> **Your goal**: What is the number of lines containing the word "Triệu"? Please answer with that number and nothing more.

> **Data provided**:

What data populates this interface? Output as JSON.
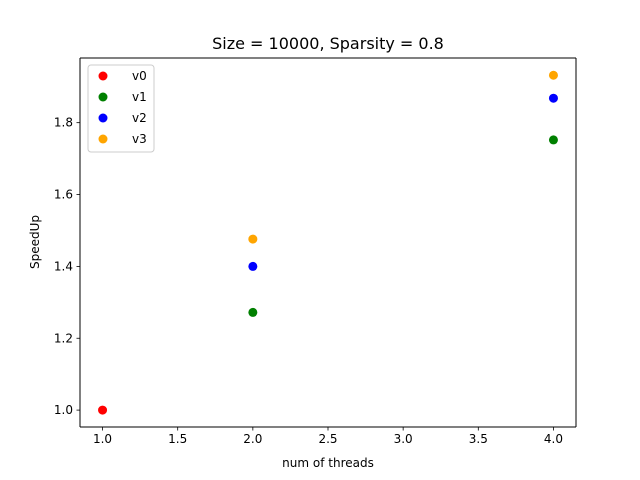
{
  "chart_data": {
    "type": "scatter",
    "title": "Size = 10000, Sparsity = 0.8",
    "xlabel": "num of threads",
    "ylabel": "SpeedUp",
    "xlim": [
      0.85,
      4.15
    ],
    "ylim": [
      0.953,
      1.98
    ],
    "x_ticks": [
      1.0,
      1.5,
      2.0,
      2.5,
      3.0,
      3.5,
      4.0
    ],
    "x_tick_labels": [
      "1.0",
      "1.5",
      "2.0",
      "2.5",
      "3.0",
      "3.5",
      "4.0"
    ],
    "y_ticks": [
      1.0,
      1.2,
      1.4,
      1.6,
      1.8
    ],
    "y_tick_labels": [
      "1.0",
      "1.2",
      "1.4",
      "1.6",
      "1.8"
    ],
    "grid": false,
    "legend_position": "upper-left",
    "series": [
      {
        "name": "v0",
        "color": "#ff0000",
        "points": [
          {
            "x": 1.0,
            "y": 1.0
          }
        ]
      },
      {
        "name": "v1",
        "color": "#008000",
        "points": [
          {
            "x": 2.0,
            "y": 1.272
          },
          {
            "x": 4.0,
            "y": 1.752
          }
        ]
      },
      {
        "name": "v2",
        "color": "#0000ff",
        "points": [
          {
            "x": 2.0,
            "y": 1.4
          },
          {
            "x": 4.0,
            "y": 1.868
          }
        ]
      },
      {
        "name": "v3",
        "color": "#ffa500",
        "points": [
          {
            "x": 2.0,
            "y": 1.476
          },
          {
            "x": 4.0,
            "y": 1.932
          }
        ]
      }
    ]
  }
}
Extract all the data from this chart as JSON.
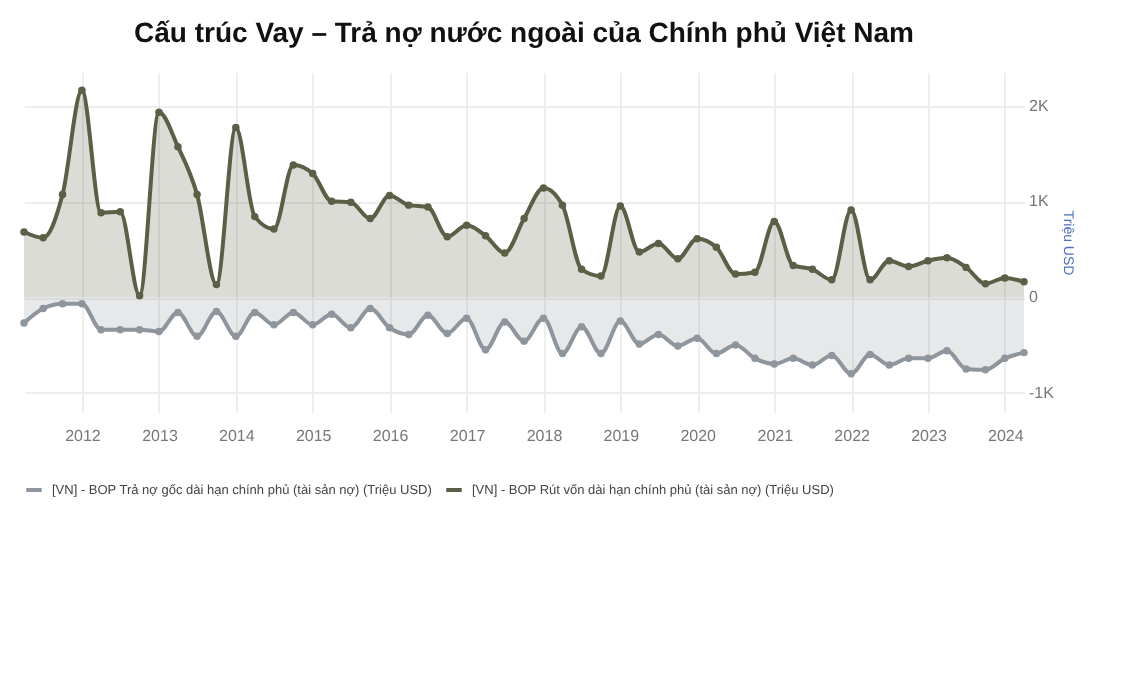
{
  "chart_data": {
    "type": "area",
    "title": "Cấu trúc Vay – Trả nợ nước ngoài của Chính phủ Việt Nam",
    "y2label": "Triệu USD",
    "x": [
      "2011-04",
      "2011-07",
      "2011-10",
      "2012-01",
      "2012-04",
      "2012-07",
      "2012-10",
      "2013-01",
      "2013-04",
      "2013-07",
      "2013-10",
      "2014-01",
      "2014-04",
      "2014-07",
      "2014-10",
      "2015-01",
      "2015-04",
      "2015-07",
      "2015-10",
      "2016-01",
      "2016-04",
      "2016-07",
      "2016-10",
      "2017-01",
      "2017-04",
      "2017-07",
      "2017-10",
      "2018-01",
      "2018-04",
      "2018-07",
      "2018-10",
      "2019-01",
      "2019-04",
      "2019-07",
      "2019-10",
      "2020-01",
      "2020-04",
      "2020-07",
      "2020-10",
      "2021-01",
      "2021-04",
      "2021-07",
      "2021-10",
      "2022-01",
      "2022-04",
      "2022-07",
      "2022-10",
      "2023-01",
      "2023-04",
      "2023-07",
      "2023-10",
      "2024-01",
      "2024-04"
    ],
    "series": [
      {
        "name": "[VN] - BOP Trả nợ gốc dài hạn chính phủ (tài sản nợ) (Triệu USD)",
        "color": "#8e959c",
        "axis": "y2",
        "values": [
          -270,
          -120,
          -70,
          -70,
          -340,
          -340,
          -340,
          -360,
          -160,
          -410,
          -150,
          -410,
          -160,
          -290,
          -160,
          -290,
          -180,
          -320,
          -120,
          -320,
          -390,
          -190,
          -380,
          -220,
          -550,
          -260,
          -460,
          -220,
          -590,
          -310,
          -590,
          -250,
          -490,
          -390,
          -510,
          -430,
          -590,
          -500,
          -640,
          -700,
          -640,
          -710,
          -610,
          -800,
          -600,
          -710,
          -640,
          -640,
          -560,
          -750,
          -760,
          -640,
          -580
        ]
      },
      {
        "name": "[VN] - BOP Rút vốn dài hạn chính phủ (tài sản nợ) (Triệu USD)",
        "color": "#5b5f45",
        "axis": "y2",
        "values": [
          680,
          620,
          1070,
          2160,
          880,
          890,
          15,
          1930,
          1570,
          1070,
          130,
          1770,
          840,
          710,
          1380,
          1290,
          1000,
          990,
          820,
          1060,
          960,
          940,
          630,
          750,
          640,
          460,
          820,
          1140,
          960,
          290,
          220,
          950,
          470,
          560,
          400,
          610,
          520,
          240,
          260,
          790,
          330,
          290,
          180,
          910,
          180,
          380,
          320,
          380,
          410,
          310,
          140,
          200,
          160
        ]
      }
    ],
    "xlim": [
      "2011-04",
      "2024-04"
    ],
    "xticks": [
      "2012",
      "2013",
      "2014",
      "2015",
      "2016",
      "2017",
      "2018",
      "2019",
      "2020",
      "2021",
      "2022",
      "2023",
      "2024"
    ],
    "y2lim": [
      -1200,
      2350
    ],
    "y2ticks": [
      {
        "value": -1000,
        "label": "-1K"
      },
      {
        "value": 0,
        "label": "0"
      },
      {
        "value": 1000,
        "label": "1K"
      },
      {
        "value": 2000,
        "label": "2K"
      }
    ],
    "grid": true,
    "legend": "bottom",
    "marker": "circle",
    "line_style": "solid"
  }
}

> **Worked solution**: 3